◆ **Supplied data**
----------

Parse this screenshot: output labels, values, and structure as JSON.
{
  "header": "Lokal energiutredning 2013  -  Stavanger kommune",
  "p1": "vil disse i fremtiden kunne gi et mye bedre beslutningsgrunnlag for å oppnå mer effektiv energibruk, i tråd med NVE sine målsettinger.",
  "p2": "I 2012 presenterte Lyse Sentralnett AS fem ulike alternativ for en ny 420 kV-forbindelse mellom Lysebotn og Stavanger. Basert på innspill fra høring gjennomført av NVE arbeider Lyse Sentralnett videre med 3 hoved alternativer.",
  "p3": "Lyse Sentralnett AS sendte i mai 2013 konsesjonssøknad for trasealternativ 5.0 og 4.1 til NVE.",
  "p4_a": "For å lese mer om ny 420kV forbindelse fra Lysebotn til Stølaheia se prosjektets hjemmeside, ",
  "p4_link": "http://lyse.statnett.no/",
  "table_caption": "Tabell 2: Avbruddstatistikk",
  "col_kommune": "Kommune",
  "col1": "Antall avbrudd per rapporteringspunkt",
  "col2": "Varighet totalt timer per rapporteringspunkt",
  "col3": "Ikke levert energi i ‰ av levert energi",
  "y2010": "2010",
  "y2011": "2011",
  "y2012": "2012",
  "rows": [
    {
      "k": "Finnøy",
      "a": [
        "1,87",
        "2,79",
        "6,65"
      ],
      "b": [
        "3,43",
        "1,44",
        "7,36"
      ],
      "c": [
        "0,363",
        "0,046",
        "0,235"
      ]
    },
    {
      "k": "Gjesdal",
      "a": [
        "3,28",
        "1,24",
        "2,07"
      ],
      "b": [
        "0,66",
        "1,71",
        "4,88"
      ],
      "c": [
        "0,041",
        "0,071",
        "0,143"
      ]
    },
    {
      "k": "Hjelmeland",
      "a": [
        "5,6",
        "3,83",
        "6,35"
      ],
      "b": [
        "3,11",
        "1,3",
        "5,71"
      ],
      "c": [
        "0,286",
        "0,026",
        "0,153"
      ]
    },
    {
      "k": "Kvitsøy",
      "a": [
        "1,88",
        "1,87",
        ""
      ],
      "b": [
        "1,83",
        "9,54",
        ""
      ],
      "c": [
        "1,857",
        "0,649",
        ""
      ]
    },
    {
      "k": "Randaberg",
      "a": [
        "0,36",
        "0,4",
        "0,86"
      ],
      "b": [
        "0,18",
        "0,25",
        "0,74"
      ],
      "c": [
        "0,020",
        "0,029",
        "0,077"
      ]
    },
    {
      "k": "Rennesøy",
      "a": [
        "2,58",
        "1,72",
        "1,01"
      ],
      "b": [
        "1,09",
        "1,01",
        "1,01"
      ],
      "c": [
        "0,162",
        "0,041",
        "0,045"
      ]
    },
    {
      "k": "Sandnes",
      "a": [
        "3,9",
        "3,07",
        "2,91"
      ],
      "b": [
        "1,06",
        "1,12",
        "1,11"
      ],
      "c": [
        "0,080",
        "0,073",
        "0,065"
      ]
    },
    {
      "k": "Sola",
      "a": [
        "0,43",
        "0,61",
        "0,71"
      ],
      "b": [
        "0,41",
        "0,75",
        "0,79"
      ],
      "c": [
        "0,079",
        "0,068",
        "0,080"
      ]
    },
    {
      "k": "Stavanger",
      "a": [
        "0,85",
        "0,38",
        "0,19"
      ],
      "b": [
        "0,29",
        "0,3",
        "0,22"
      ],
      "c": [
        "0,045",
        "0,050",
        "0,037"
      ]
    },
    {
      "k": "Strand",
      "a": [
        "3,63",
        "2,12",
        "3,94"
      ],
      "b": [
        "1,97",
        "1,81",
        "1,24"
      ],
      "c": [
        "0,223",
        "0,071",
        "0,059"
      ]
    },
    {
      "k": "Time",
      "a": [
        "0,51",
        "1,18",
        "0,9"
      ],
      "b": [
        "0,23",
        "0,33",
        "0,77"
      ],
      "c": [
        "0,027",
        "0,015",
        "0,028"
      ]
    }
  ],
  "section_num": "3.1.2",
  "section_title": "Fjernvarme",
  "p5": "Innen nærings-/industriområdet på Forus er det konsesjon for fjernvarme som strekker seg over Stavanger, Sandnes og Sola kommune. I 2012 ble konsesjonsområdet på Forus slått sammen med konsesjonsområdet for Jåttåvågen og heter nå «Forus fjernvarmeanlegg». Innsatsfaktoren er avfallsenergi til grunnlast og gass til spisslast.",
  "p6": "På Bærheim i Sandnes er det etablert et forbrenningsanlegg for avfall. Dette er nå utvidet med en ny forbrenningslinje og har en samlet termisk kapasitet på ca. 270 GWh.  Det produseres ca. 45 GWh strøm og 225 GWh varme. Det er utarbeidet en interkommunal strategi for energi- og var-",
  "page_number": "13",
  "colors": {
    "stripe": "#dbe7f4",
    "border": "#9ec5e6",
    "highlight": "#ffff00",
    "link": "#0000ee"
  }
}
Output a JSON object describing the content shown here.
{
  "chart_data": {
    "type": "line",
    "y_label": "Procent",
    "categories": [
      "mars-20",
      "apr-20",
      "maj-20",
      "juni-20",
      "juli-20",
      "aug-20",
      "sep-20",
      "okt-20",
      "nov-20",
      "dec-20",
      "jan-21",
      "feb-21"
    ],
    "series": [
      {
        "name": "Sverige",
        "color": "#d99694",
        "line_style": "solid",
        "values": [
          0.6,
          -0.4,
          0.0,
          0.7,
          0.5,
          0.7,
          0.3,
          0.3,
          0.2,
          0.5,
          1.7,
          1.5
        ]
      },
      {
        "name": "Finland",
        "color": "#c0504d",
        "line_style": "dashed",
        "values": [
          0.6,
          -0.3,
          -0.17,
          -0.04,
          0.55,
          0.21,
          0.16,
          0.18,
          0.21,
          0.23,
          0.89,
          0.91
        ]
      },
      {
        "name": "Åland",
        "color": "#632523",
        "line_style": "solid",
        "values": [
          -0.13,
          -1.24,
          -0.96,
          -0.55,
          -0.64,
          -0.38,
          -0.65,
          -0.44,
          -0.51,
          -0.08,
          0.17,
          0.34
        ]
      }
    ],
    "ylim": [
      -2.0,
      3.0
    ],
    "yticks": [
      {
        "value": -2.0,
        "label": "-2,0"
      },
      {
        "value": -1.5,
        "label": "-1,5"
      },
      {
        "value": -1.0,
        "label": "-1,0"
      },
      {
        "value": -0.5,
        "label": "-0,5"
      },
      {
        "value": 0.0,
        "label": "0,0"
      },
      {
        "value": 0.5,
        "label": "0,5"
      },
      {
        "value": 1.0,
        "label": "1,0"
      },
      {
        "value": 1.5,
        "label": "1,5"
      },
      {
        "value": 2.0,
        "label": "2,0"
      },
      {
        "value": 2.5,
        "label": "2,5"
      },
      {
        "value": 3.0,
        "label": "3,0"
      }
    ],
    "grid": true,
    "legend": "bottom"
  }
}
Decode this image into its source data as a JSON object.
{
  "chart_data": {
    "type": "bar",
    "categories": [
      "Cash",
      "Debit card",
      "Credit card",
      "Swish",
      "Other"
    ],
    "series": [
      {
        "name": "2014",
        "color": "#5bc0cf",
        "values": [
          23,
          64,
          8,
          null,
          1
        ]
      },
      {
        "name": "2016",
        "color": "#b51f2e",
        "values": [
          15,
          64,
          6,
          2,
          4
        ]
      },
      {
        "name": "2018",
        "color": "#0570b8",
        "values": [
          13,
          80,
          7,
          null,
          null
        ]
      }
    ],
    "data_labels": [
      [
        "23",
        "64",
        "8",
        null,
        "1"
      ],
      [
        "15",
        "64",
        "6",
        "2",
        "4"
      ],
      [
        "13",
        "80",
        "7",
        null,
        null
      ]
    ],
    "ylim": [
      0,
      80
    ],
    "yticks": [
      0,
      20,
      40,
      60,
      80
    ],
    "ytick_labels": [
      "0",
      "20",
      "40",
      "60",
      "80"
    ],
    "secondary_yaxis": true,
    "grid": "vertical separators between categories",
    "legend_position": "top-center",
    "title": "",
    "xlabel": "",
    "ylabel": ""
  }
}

----------

From the data above, pick out each line containing "grid" and copy it.

    "grid": true,
    "grid": "vertical separators between categories",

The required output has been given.